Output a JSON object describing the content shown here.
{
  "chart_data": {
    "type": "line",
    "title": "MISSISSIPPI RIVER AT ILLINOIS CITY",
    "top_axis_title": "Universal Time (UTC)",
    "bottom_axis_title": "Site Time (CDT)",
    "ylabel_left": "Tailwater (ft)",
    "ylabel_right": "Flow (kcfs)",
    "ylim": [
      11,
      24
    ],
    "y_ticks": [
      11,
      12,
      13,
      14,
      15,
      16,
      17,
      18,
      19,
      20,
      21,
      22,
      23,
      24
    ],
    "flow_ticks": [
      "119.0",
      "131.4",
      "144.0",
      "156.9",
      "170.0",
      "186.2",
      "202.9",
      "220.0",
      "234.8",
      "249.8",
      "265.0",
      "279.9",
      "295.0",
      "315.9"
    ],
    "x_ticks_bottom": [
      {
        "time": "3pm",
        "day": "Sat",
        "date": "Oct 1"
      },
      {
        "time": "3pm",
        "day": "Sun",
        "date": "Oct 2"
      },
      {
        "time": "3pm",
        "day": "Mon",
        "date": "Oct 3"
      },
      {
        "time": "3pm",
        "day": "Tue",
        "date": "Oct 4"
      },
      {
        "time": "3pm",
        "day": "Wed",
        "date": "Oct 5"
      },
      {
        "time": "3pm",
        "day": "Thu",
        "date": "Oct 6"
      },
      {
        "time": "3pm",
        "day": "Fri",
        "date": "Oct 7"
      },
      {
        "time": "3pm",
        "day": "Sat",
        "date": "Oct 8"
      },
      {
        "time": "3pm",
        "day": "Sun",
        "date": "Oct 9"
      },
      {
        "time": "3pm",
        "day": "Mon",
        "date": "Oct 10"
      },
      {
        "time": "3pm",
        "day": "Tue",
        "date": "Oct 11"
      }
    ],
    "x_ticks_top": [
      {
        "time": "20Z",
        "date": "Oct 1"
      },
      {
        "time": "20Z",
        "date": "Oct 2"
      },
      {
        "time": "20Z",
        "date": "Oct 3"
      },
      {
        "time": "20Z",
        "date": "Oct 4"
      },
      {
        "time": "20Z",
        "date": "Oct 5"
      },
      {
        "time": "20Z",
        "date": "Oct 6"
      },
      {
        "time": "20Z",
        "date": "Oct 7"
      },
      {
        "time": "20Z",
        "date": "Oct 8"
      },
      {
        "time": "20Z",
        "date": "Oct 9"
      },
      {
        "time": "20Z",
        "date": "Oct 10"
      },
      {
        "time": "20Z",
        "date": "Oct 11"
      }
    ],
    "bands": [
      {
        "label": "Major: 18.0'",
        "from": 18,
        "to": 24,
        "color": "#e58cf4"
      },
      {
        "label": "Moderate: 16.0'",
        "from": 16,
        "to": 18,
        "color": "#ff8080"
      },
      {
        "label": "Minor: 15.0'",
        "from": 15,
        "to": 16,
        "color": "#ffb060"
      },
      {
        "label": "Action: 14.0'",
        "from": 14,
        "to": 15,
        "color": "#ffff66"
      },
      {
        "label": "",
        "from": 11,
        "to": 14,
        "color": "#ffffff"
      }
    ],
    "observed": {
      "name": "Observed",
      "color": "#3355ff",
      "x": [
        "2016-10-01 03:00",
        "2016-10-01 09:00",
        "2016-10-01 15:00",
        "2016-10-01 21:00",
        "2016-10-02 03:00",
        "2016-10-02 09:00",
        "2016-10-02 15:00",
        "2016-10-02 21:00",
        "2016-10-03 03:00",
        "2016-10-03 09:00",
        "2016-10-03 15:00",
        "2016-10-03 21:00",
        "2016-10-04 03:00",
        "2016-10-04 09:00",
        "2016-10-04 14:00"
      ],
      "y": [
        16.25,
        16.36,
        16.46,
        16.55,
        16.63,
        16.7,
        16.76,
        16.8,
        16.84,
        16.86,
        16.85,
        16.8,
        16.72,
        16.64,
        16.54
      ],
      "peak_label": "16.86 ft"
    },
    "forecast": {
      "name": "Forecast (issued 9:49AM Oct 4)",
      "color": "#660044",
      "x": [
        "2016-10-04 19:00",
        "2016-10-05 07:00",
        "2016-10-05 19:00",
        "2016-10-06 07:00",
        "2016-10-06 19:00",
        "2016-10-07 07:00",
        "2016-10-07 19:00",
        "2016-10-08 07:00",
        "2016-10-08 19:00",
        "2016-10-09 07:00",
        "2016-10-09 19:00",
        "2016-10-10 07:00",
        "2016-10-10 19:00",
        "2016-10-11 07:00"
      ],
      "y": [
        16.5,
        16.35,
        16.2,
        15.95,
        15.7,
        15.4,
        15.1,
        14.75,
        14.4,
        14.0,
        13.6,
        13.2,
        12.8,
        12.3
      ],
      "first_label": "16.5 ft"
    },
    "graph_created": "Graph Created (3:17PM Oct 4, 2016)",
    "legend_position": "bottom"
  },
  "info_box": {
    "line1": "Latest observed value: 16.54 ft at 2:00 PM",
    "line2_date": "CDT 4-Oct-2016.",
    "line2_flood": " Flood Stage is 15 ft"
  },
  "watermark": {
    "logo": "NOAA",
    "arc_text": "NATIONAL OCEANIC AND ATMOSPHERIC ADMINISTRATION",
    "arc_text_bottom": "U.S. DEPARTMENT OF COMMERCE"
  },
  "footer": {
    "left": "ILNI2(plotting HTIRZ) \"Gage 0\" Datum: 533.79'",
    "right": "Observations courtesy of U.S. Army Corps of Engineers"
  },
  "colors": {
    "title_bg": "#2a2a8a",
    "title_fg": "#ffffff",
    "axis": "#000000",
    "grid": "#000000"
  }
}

PROBLEM DESCRIPTION: Identify every line where the string "name" appears.

OUTPUT BELOW:
      "name": "Observed",
      "name": "Forecast (issued 9:49AM Oct 4)",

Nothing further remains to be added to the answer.